(Chart and figure data)

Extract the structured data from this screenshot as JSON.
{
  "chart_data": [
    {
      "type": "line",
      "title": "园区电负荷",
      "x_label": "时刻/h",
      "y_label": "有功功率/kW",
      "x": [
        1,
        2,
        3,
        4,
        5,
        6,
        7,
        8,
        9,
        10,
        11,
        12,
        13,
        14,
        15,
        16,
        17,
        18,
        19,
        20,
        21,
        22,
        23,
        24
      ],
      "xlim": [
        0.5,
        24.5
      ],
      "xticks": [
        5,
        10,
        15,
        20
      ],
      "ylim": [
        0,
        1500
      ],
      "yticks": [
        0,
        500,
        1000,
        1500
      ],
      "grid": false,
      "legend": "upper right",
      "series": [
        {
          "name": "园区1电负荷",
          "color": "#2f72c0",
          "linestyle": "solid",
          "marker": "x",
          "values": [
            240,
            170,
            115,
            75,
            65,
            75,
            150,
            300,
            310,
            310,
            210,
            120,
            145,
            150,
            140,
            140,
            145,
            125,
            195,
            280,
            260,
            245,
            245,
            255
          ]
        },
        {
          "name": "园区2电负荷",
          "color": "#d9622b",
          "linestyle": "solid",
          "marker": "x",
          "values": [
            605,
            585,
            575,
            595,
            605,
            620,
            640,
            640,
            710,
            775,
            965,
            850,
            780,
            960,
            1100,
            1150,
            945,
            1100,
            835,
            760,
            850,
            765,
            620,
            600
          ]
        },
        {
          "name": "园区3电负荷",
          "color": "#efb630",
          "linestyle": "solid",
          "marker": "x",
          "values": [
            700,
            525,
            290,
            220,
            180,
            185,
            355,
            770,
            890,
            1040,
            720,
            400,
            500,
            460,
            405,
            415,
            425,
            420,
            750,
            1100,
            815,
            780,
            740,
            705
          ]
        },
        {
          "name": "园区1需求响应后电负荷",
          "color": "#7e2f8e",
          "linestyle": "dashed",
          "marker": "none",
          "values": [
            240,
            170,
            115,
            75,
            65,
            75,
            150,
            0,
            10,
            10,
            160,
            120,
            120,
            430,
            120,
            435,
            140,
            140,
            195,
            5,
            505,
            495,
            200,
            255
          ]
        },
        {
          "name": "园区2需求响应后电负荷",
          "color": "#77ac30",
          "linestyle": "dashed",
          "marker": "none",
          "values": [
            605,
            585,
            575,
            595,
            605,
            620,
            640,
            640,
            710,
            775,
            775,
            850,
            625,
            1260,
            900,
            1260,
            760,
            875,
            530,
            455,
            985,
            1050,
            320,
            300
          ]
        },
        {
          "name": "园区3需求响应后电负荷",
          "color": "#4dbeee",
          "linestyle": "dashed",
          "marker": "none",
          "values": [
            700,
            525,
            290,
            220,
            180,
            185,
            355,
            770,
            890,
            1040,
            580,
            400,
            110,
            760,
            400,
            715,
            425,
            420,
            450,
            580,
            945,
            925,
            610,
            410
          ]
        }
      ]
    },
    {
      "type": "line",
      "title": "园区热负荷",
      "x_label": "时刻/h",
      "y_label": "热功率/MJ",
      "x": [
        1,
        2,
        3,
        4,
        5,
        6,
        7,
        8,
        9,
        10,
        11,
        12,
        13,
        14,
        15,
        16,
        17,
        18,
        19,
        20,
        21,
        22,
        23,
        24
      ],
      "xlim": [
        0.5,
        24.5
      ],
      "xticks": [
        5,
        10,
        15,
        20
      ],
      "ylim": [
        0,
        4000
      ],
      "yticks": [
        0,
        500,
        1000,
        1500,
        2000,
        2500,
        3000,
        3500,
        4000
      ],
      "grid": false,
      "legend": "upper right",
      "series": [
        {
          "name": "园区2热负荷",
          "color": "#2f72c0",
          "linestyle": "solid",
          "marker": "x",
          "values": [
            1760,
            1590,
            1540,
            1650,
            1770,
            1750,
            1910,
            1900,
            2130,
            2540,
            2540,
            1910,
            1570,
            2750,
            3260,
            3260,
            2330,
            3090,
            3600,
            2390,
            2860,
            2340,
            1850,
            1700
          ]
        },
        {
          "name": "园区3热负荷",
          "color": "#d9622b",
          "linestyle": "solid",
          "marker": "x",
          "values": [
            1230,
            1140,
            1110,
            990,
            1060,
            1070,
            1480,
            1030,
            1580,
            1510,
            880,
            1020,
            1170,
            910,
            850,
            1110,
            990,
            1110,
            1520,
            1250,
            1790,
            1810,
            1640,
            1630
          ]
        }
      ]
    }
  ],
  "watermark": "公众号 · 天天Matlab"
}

= STATED EXERCISE =
Write out every record shown above, word for word.

= ANSWER TO THE TASK =
Extract the structured data from this screenshot as JSON.
{
  "chart_data": [
    {
      "type": "line",
      "title": "园区电负荷",
      "x_label": "时刻/h",
      "y_label": "有功功率/kW",
      "x": [
        1,
        2,
        3,
        4,
        5,
        6,
        7,
        8,
        9,
        10,
        11,
        12,
        13,
        14,
        15,
        16,
        17,
        18,
        19,
        20,
        21,
        22,
        23,
        24
      ],
      "xlim": [
        0.5,
        24.5
      ],
      "xticks": [
        5,
        10,
        15,
        20
      ],
      "ylim": [
        0,
        1500
      ],
      "yticks": [
        0,
        500,
        1000,
        1500
      ],
      "grid": false,
      "legend": "upper right",
      "series": [
        {
          "name": "园区1电负荷",
          "color": "#2f72c0",
          "linestyle": "solid",
          "marker": "x",
          "values": [
            240,
            170,
            115,
            75,
            65,
            75,
            150,
            300,
            310,
            310,
            210,
            120,
            145,
            150,
            140,
            140,
            145,
            125,
            195,
            280,
            260,
            245,
            245,
            255
          ]
        },
        {
          "name": "园区2电负荷",
          "color": "#d9622b",
          "linestyle": "solid",
          "marker": "x",
          "values": [
            605,
            585,
            575,
            595,
            605,
            620,
            640,
            640,
            710,
            775,
            965,
            850,
            780,
            960,
            1100,
            1150,
            945,
            1100,
            835,
            760,
            850,
            765,
            620,
            600
          ]
        },
        {
          "name": "园区3电负荷",
          "color": "#efb630",
          "linestyle": "solid",
          "marker": "x",
          "values": [
            700,
            525,
            290,
            220,
            180,
            185,
            355,
            770,
            890,
            1040,
            720,
            400,
            500,
            460,
            405,
            415,
            425,
            420,
            750,
            1100,
            815,
            780,
            740,
            705
          ]
        },
        {
          "name": "园区1需求响应后电负荷",
          "color": "#7e2f8e",
          "linestyle": "dashed",
          "marker": "none",
          "values": [
            240,
            170,
            115,
            75,
            65,
            75,
            150,
            0,
            10,
            10,
            160,
            120,
            120,
            430,
            120,
            435,
            140,
            140,
            195,
            5,
            505,
            495,
            200,
            255
          ]
        },
        {
          "name": "园区2需求响应后电负荷",
          "color": "#77ac30",
          "linestyle": "dashed",
          "marker": "none",
          "values": [
            605,
            585,
            575,
            595,
            605,
            620,
            640,
            640,
            710,
            775,
            775,
            850,
            625,
            1260,
            900,
            1260,
            760,
            875,
            530,
            455,
            985,
            1050,
            320,
            300
          ]
        },
        {
          "name": "园区3需求响应后电负荷",
          "color": "#4dbeee",
          "linestyle": "dashed",
          "marker": "none",
          "values": [
            700,
            525,
            290,
            220,
            180,
            185,
            355,
            770,
            890,
            1040,
            580,
            400,
            110,
            760,
            400,
            715,
            425,
            420,
            450,
            580,
            945,
            925,
            610,
            410
          ]
        }
      ]
    },
    {
      "type": "line",
      "title": "园区热负荷",
      "x_label": "时刻/h",
      "y_label": "热功率/MJ",
      "x": [
        1,
        2,
        3,
        4,
        5,
        6,
        7,
        8,
        9,
        10,
        11,
        12,
        13,
        14,
        15,
        16,
        17,
        18,
        19,
        20,
        21,
        22,
        23,
        24
      ],
      "xlim": [
        0.5,
        24.5
      ],
      "xticks": [
        5,
        10,
        15,
        20
      ],
      "ylim": [
        0,
        4000
      ],
      "yticks": [
        0,
        500,
        1000,
        1500,
        2000,
        2500,
        3000,
        3500,
        4000
      ],
      "grid": false,
      "legend": "upper right",
      "series": [
        {
          "name": "园区2热负荷",
          "color": "#2f72c0",
          "linestyle": "solid",
          "marker": "x",
          "values": [
            1760,
            1590,
            1540,
            1650,
            1770,
            1750,
            1910,
            1900,
            2130,
            2540,
            2540,
            1910,
            1570,
            2750,
            3260,
            3260,
            2330,
            3090,
            3600,
            2390,
            2860,
            2340,
            1850,
            1700
          ]
        },
        {
          "name": "园区3热负荷",
          "color": "#d9622b",
          "linestyle": "solid",
          "marker": "x",
          "values": [
            1230,
            1140,
            1110,
            990,
            1060,
            1070,
            1480,
            1030,
            1580,
            1510,
            880,
            1020,
            1170,
            910,
            850,
            1110,
            990,
            1110,
            1520,
            1250,
            1790,
            1810,
            1640,
            1630
          ]
        }
      ]
    }
  ],
  "watermark": "公众号 · 天天Matlab"
}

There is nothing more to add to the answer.